■ PROBLEM DETAILS ■
Rewrite the lines from the one containing "text: 175.000 m² [181, 534, 263, 552]" through the one containing "x-tick-label: Offices [416, 443, 481, 467]", inclusive, with "data-label" changed to "value-label" and everything else unchanged.

■ RECORDS PROVIDED ■
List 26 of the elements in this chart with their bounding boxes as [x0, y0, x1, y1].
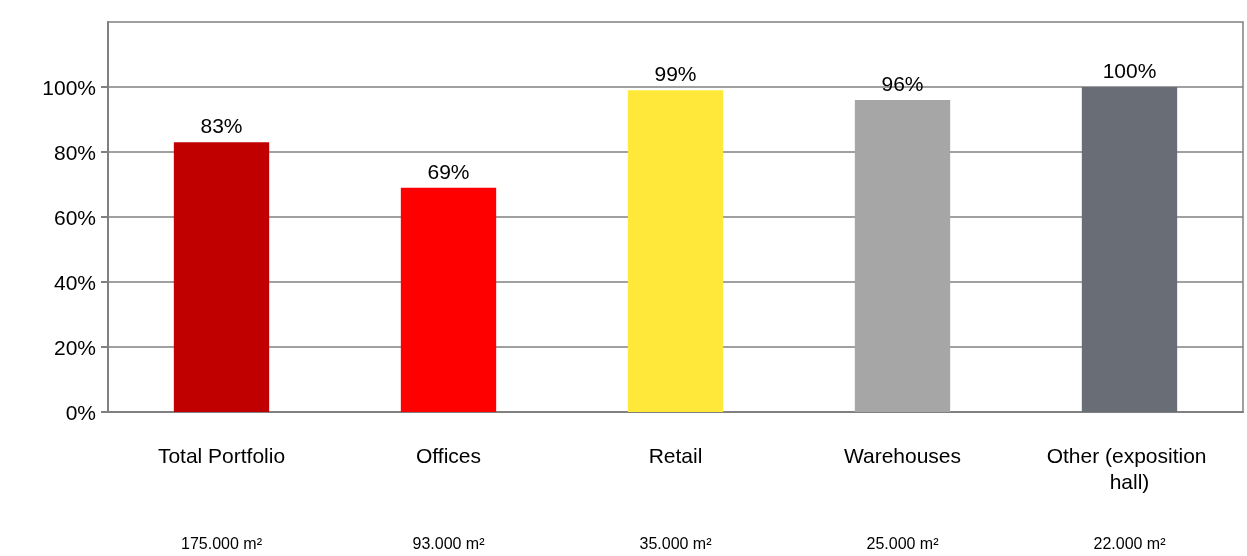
text: 175.000 m² [181, 534, 263, 552]
y-tick-label: 100% [42, 75, 96, 99]
x-tick-label: Retail [648, 443, 703, 467]
data-label: 83% [200, 114, 243, 138]
text: 93.000 m² [412, 534, 486, 552]
bar [173, 142, 270, 412]
y-tick-label: 20% [53, 335, 96, 359]
bar [627, 90, 724, 412]
bar [400, 187, 497, 412]
data-label: 99% [654, 62, 697, 86]
bar [1081, 87, 1178, 412]
x-tick-label: Other (exposition hall) [1046, 443, 1213, 493]
data-label: 69% [427, 159, 470, 183]
y-tick-label: 60% [53, 205, 96, 229]
x-tick-label: Total Portfolio [157, 443, 286, 467]
y-tick-label: 0% [65, 400, 96, 424]
x-tick-label: Offices [416, 443, 481, 467]
y-tick-label: 80% [53, 140, 96, 164]
data-label: 100% [1102, 59, 1157, 82]
y-tick-label: 40% [53, 270, 96, 294]
x-tick-label: Warehouses [843, 443, 962, 467]
bar [854, 100, 951, 412]
text: 22.000 m² [1093, 534, 1167, 552]
text: 35.000 m² [639, 534, 713, 552]
text: 25.000 m² [866, 534, 940, 552]
data-label: 96% [881, 72, 924, 95]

■ RESPONSE ■
text: 175.000 m² [181, 534, 263, 552]
y-tick-label: 100% [42, 75, 96, 99]
x-tick-label: Retail [648, 443, 703, 467]
value-label: 83% [200, 114, 243, 138]
text: 93.000 m² [412, 534, 486, 552]
bar [173, 142, 270, 412]
y-tick-label: 20% [53, 335, 96, 359]
bar [627, 90, 724, 412]
bar [400, 187, 497, 412]
value-label: 99% [654, 62, 697, 86]
bar [1081, 87, 1178, 412]
x-tick-label: Other (exposition hall) [1046, 443, 1213, 493]
value-label: 69% [427, 159, 470, 183]
y-tick-label: 60% [53, 205, 96, 229]
x-tick-label: Total Portfolio [157, 443, 286, 467]
y-tick-label: 0% [65, 400, 96, 424]
x-tick-label: Offices [416, 443, 481, 467]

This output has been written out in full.